-- Start of Record extracts --
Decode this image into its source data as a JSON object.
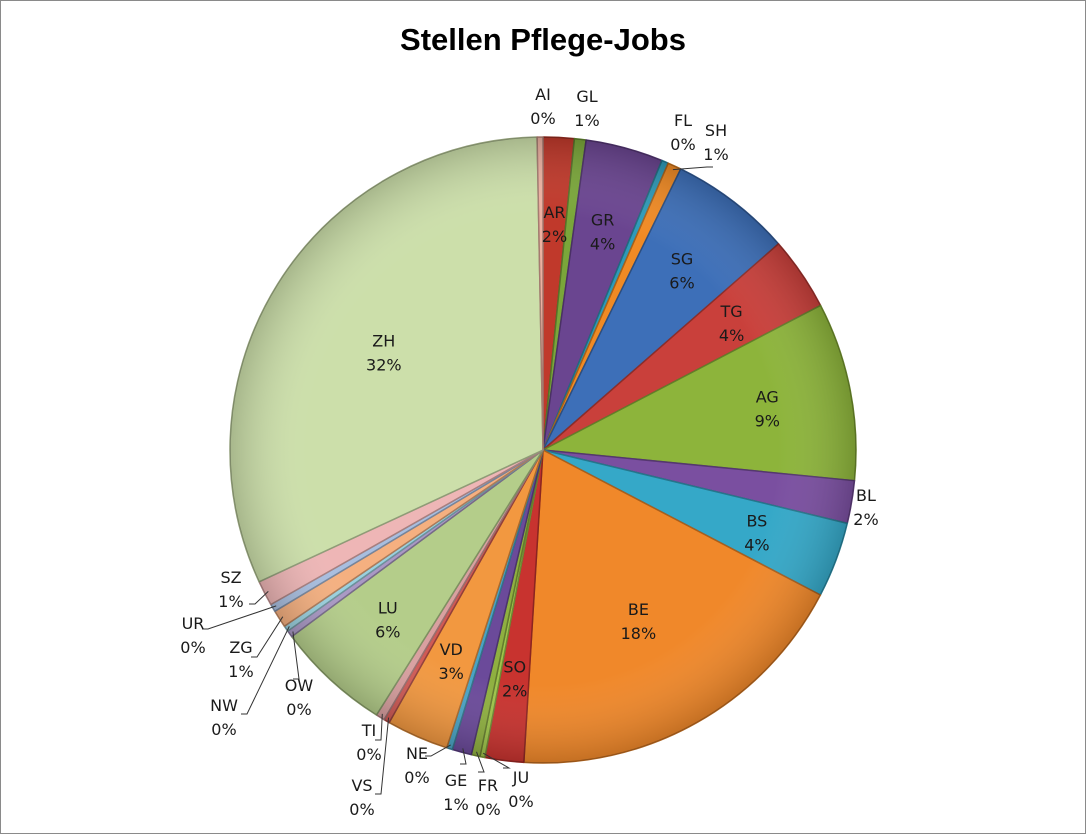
{
  "chart_data": {
    "type": "pie",
    "title": "Stellen Pflege-Jobs",
    "slices": [
      {
        "name": "AR",
        "pct_label": "2%",
        "value": 1.6,
        "color": "#c0392b"
      },
      {
        "name": "GL",
        "pct_label": "1%",
        "value": 0.6,
        "color": "#7aa63a"
      },
      {
        "name": "GR",
        "pct_label": "4%",
        "value": 4.0,
        "color": "#6a4590"
      },
      {
        "name": "FL",
        "pct_label": "0%",
        "value": 0.35,
        "color": "#2e9ab8"
      },
      {
        "name": "SH",
        "pct_label": "1%",
        "value": 0.7,
        "color": "#f08a24"
      },
      {
        "name": "SG",
        "pct_label": "6%",
        "value": 6.3,
        "color": "#3d6fb8"
      },
      {
        "name": "TG",
        "pct_label": "4%",
        "value": 3.8,
        "color": "#c9403b"
      },
      {
        "name": "AG",
        "pct_label": "9%",
        "value": 9.2,
        "color": "#8db43b"
      },
      {
        "name": "BL",
        "pct_label": "2%",
        "value": 2.2,
        "color": "#7a4fa0"
      },
      {
        "name": "BS",
        "pct_label": "4%",
        "value": 3.9,
        "color": "#35a8c8"
      },
      {
        "name": "BE",
        "pct_label": "18%",
        "value": 18.3,
        "color": "#f0882a"
      },
      {
        "name": "SO",
        "pct_label": "2%",
        "value": 2.0,
        "color": "#c8332f"
      },
      {
        "name": "JU",
        "pct_label": "0%",
        "value": 0.25,
        "color": "#9ec44a"
      },
      {
        "name": "FR",
        "pct_label": "0%",
        "value": 0.45,
        "color": "#8fb040"
      },
      {
        "name": "GE",
        "pct_label": "1%",
        "value": 1.0,
        "color": "#6b4a9a"
      },
      {
        "name": "NE",
        "pct_label": "0%",
        "value": 0.3,
        "color": "#4aa3c4"
      },
      {
        "name": "VD",
        "pct_label": "3%",
        "value": 3.2,
        "color": "#f29840"
      },
      {
        "name": "VS",
        "pct_label": "0%",
        "value": 0.3,
        "color": "#d05a55"
      },
      {
        "name": "TI",
        "pct_label": "0%",
        "value": 0.45,
        "color": "#d9a0a0"
      },
      {
        "name": "LU",
        "pct_label": "6%",
        "value": 5.9,
        "color": "#b4cd8a"
      },
      {
        "name": "OW",
        "pct_label": "0%",
        "value": 0.35,
        "color": "#a998c4"
      },
      {
        "name": "NW",
        "pct_label": "0%",
        "value": 0.3,
        "color": "#9ad0de"
      },
      {
        "name": "ZG",
        "pct_label": "1%",
        "value": 0.9,
        "color": "#f5b080"
      },
      {
        "name": "UR",
        "pct_label": "0%",
        "value": 0.4,
        "color": "#a8bedf"
      },
      {
        "name": "SZ",
        "pct_label": "1%",
        "value": 1.3,
        "color": "#eeb6b6"
      },
      {
        "name": "ZH",
        "pct_label": "32%",
        "value": 31.6,
        "color": "#ccdfaa"
      },
      {
        "name": "AI",
        "pct_label": "0%",
        "value": 0.3,
        "color": "#ecb0a0"
      }
    ],
    "legend": "none",
    "data_labels": "category name and percentage"
  }
}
-- End of Record extracts --
Exercise brief:
Transcribe the records above verbatim. Do not carry over any picture.

Answer to this task:
Decode this image into its source data as a JSON object.
{
  "chart_data": {
    "type": "pie",
    "title": "Stellen Pflege-Jobs",
    "slices": [
      {
        "name": "AR",
        "pct_label": "2%",
        "value": 1.6,
        "color": "#c0392b"
      },
      {
        "name": "GL",
        "pct_label": "1%",
        "value": 0.6,
        "color": "#7aa63a"
      },
      {
        "name": "GR",
        "pct_label": "4%",
        "value": 4.0,
        "color": "#6a4590"
      },
      {
        "name": "FL",
        "pct_label": "0%",
        "value": 0.35,
        "color": "#2e9ab8"
      },
      {
        "name": "SH",
        "pct_label": "1%",
        "value": 0.7,
        "color": "#f08a24"
      },
      {
        "name": "SG",
        "pct_label": "6%",
        "value": 6.3,
        "color": "#3d6fb8"
      },
      {
        "name": "TG",
        "pct_label": "4%",
        "value": 3.8,
        "color": "#c9403b"
      },
      {
        "name": "AG",
        "pct_label": "9%",
        "value": 9.2,
        "color": "#8db43b"
      },
      {
        "name": "BL",
        "pct_label": "2%",
        "value": 2.2,
        "color": "#7a4fa0"
      },
      {
        "name": "BS",
        "pct_label": "4%",
        "value": 3.9,
        "color": "#35a8c8"
      },
      {
        "name": "BE",
        "pct_label": "18%",
        "value": 18.3,
        "color": "#f0882a"
      },
      {
        "name": "SO",
        "pct_label": "2%",
        "value": 2.0,
        "color": "#c8332f"
      },
      {
        "name": "JU",
        "pct_label": "0%",
        "value": 0.25,
        "color": "#9ec44a"
      },
      {
        "name": "FR",
        "pct_label": "0%",
        "value": 0.45,
        "color": "#8fb040"
      },
      {
        "name": "GE",
        "pct_label": "1%",
        "value": 1.0,
        "color": "#6b4a9a"
      },
      {
        "name": "NE",
        "pct_label": "0%",
        "value": 0.3,
        "color": "#4aa3c4"
      },
      {
        "name": "VD",
        "pct_label": "3%",
        "value": 3.2,
        "color": "#f29840"
      },
      {
        "name": "VS",
        "pct_label": "0%",
        "value": 0.3,
        "color": "#d05a55"
      },
      {
        "name": "TI",
        "pct_label": "0%",
        "value": 0.45,
        "color": "#d9a0a0"
      },
      {
        "name": "LU",
        "pct_label": "6%",
        "value": 5.9,
        "color": "#b4cd8a"
      },
      {
        "name": "OW",
        "pct_label": "0%",
        "value": 0.35,
        "color": "#a998c4"
      },
      {
        "name": "NW",
        "pct_label": "0%",
        "value": 0.3,
        "color": "#9ad0de"
      },
      {
        "name": "ZG",
        "pct_label": "1%",
        "value": 0.9,
        "color": "#f5b080"
      },
      {
        "name": "UR",
        "pct_label": "0%",
        "value": 0.4,
        "color": "#a8bedf"
      },
      {
        "name": "SZ",
        "pct_label": "1%",
        "value": 1.3,
        "color": "#eeb6b6"
      },
      {
        "name": "ZH",
        "pct_label": "32%",
        "value": 31.6,
        "color": "#ccdfaa"
      },
      {
        "name": "AI",
        "pct_label": "0%",
        "value": 0.3,
        "color": "#ecb0a0"
      }
    ],
    "legend": "none",
    "data_labels": "category name and percentage"
  }
}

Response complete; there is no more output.